* [Information shown]
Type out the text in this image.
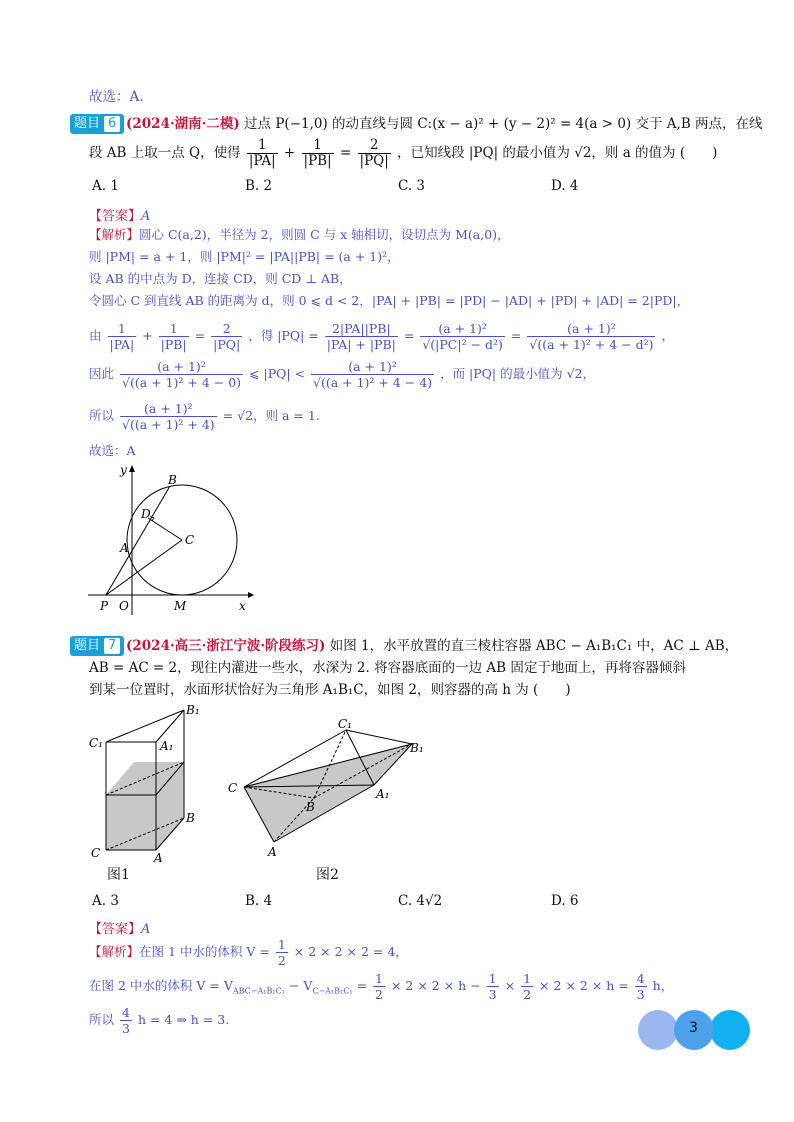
故选：A.
题目 6 (2024·湖南·二模) 过点 P(−1,0) 的动直线与圆 C:(x − a)² + (y − 2)² = 4(a > 0) 交于 A,B 两点，在线
段 AB 上取一点 Q，使得 $\frac{1}{|PA|} + \frac{1}{|PB|} = \frac{2}{|PQ|}$ ，已知线段 |PQ| 的最小值为 √2，则 a 的值为 (　　)
A. 1	B. 2	C. 3	D. 4
【答案】A
【解析】圆心 C(a,2)，半径为 2，则圆 C 与 x 轴相切，设切点为 M(a,0)，
则 |PM| = a + 1，则 |PM|² = |PA||PB| = (a + 1)²，
设 AB 的中点为 D，连接 CD，则 CD ⊥ AB，
令圆心 C 到直线 AB 的距离为 d，则 0 ⩽ d < 2，|PA| + |PB| = |PD| − |AD| + |PD| + |AD| = 2|PD|，
由 $\frac{1}{|PA|} + \frac{1}{|PB|} = \frac{2}{|PQ|}$ ，得 $|PQ| = \frac{2|PA||PB|}{|PA| + |PB|} = \frac{\text{(a + 1)²}}{\text{√(|PC|² − d²)}} = \frac{\text{(a + 1)²}}{\text{√((a + 1)² + 4 − d²)}}$ ，
因此 $\frac{\text{(a + 1)²}}{\text{√((a + 1)² + 4 − 0)}}$ ⩽ $|PQ| < \frac{\text{(a + 1)²}}{\text{√((a + 1)² + 4 − 4)}}$ ，而 |PQ| 的最小值为 √2，
所以 $\frac{\text{(a + 1)²}}{\text{√((a + 1)² + 4)}} = √2$，则 a = 1.
故选：A
B
D
C
A
P O	M
y
x
题目 7 (2024·高三·浙江宁波·阶段练习) 如图 1，水平放置的直三棱柱容器 ABC − A₁B₁C₁ 中，AC ⊥ AB，
AB = AC = 2，现往内灌进一些水，水深为 2. 将容器底面的一边 AB 固定于地面上，再将容器倾斜
到某一位置时，水面形状恰好为三角形 A₁B₁C，如图 2，则容器的高 h 为 (　　)
B₁
C₁	A₁
B
C	A
图1
C₁
B₁
C
B
A₁
A
图2
A. 3	B. 4	C. 4√2	D. 6
【答案】A
【解析】在图 1 中水的体积 $V = \frac{1}{2} \times 2 \times 2 \times 2 = 4$，
在图 2 中水的体积 $V = V_{ABC-A_1B_1C_1} - V_{C-A_1B_1C_1} = \frac{1}{2} \times 2 \times 2 \times h - \frac{1}{3} \times \frac{1}{2} \times 2 \times 2 \times h = \frac{4}{3}$ h，
所以 $\frac{4}{3}$ h = 4 ⇒ h = 3.
3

* [Short task] Quote the material in full and exactly; do not carry over its pictures.

* [Right answer]
Type out the text in this image.
故选：A.
题目 6 (2024·湖南·二模) 过点 P(−1,0) 的动直线与圆 C:(x − a)² + (y − 2)² = 4(a > 0) 交于 A,B 两点，在线
段 AB 上取一点 Q，使得 $\frac{1}{|PA|} + \frac{1}{|PB|} = \frac{2}{|PQ|}$ ，已知线段 |PQ| 的最小值为 √2，则 a 的值为 (　　)
A. 1	B. 2	C. 3	D. 4
【答案】A
【解析】圆心 C(a,2)，半径为 2，则圆 C 与 x 轴相切，设切点为 M(a,0)，
则 |PM| = a + 1，则 |PM|² = |PA||PB| = (a + 1)²，
设 AB 的中点为 D，连接 CD，则 CD ⊥ AB，
令圆心 C 到直线 AB 的距离为 d，则 0 ⩽ d < 2，|PA| + |PB| = |PD| − |AD| + |PD| + |AD| = 2|PD|，
由 $\frac{1}{|PA|} + \frac{1}{|PB|} = \frac{2}{|PQ|}$ ，得 $|PQ| = \frac{2|PA||PB|}{|PA| + |PB|} = \frac{\text{(a + 1)²}}{\text{√(|PC|² − d²)}} = \frac{\text{(a + 1)²}}{\text{√((a + 1)² + 4 − d²)}}$ ，
因此 $\frac{\text{(a + 1)²}}{\text{√((a + 1)² + 4 − 0)}}$ ⩽ $|PQ| < \frac{\text{(a + 1)²}}{\text{√((a + 1)² + 4 − 4)}}$ ，而 |PQ| 的最小值为 √2，
所以 $\frac{\text{(a + 1)²}}{\text{√((a + 1)² + 4)}} = √2$，则 a = 1.
故选：A
B
D
C
A
P O	M
y
x
题目 7 (2024·高三·浙江宁波·阶段练习) 如图 1，水平放置的直三棱柱容器 ABC − A₁B₁C₁ 中，AC ⊥ AB，
AB = AC = 2，现往内灌进一些水，水深为 2. 将容器底面的一边 AB 固定于地面上，再将容器倾斜
到某一位置时，水面形状恰好为三角形 A₁B₁C，如图 2，则容器的高 h 为 (　　)
B₁
C₁	A₁
B
C	A
图1
C₁
B₁
C
B
A₁
A
图2
A. 3	B. 4	C. 4√2	D. 6
【答案】A
【解析】在图 1 中水的体积 $V = \frac{1}{2} \times 2 \times 2 \times 2 = 4$，
在图 2 中水的体积 $V = V_{ABC-A_1B_1C_1} - V_{C-A_1B_1C_1} = \frac{1}{2} \times 2 \times 2 \times h - \frac{1}{3} \times \frac{1}{2} \times 2 \times 2 \times h = \frac{4}{3}$ h，
所以 $\frac{4}{3}$ h = 4 ⇒ h = 3.
3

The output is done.